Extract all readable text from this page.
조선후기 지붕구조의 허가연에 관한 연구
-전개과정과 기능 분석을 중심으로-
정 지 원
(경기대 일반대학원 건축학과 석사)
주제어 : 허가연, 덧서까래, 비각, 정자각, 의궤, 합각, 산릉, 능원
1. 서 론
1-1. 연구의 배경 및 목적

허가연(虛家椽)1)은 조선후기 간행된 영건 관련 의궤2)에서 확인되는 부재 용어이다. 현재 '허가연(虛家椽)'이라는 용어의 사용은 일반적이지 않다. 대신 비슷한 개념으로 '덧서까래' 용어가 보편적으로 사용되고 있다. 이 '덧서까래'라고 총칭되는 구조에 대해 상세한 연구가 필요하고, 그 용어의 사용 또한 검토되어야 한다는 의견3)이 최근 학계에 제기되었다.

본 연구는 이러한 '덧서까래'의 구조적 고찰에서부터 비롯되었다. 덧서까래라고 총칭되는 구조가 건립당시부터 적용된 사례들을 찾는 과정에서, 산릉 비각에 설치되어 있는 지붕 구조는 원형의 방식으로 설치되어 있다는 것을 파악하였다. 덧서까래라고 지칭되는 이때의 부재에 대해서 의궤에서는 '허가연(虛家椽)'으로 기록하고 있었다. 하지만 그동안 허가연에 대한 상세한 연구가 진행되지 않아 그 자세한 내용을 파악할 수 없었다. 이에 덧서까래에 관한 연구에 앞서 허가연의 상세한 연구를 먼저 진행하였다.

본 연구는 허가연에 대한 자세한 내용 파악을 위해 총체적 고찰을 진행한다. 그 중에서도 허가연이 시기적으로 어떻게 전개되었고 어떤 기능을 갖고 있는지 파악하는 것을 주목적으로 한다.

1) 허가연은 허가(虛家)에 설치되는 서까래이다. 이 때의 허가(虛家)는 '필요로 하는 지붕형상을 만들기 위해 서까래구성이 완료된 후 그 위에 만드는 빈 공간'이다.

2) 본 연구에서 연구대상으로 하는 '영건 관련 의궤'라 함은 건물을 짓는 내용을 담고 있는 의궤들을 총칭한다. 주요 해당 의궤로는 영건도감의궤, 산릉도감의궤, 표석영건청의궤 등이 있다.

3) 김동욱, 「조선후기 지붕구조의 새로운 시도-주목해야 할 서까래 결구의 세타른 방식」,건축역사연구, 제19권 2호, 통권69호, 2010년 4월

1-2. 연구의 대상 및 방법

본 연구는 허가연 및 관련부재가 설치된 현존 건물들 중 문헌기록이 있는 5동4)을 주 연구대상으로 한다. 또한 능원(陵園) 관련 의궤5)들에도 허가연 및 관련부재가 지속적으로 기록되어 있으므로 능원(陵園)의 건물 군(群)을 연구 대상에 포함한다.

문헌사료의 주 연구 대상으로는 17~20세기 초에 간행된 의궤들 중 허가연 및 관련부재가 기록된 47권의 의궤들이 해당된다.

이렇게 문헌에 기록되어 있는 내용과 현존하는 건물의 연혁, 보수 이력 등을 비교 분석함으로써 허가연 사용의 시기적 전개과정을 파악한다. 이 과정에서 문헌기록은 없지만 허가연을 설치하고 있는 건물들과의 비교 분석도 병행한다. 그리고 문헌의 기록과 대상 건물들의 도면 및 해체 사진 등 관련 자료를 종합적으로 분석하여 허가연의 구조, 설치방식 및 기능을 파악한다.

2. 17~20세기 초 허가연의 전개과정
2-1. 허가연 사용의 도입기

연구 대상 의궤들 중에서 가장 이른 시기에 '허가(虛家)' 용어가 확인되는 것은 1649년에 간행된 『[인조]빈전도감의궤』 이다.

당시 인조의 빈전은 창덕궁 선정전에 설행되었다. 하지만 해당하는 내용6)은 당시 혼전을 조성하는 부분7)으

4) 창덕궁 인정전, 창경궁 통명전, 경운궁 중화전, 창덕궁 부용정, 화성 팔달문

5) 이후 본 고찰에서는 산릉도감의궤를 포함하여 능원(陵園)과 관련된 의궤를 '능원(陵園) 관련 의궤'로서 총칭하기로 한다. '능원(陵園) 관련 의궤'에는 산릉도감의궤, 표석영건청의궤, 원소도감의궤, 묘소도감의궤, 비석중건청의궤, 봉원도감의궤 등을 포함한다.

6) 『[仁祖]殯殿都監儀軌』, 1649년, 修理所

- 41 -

====

- Your goal
Only a number is expected here: the count of lines in the listing that hold the string "지붕구조의".

- Output of the exercise
2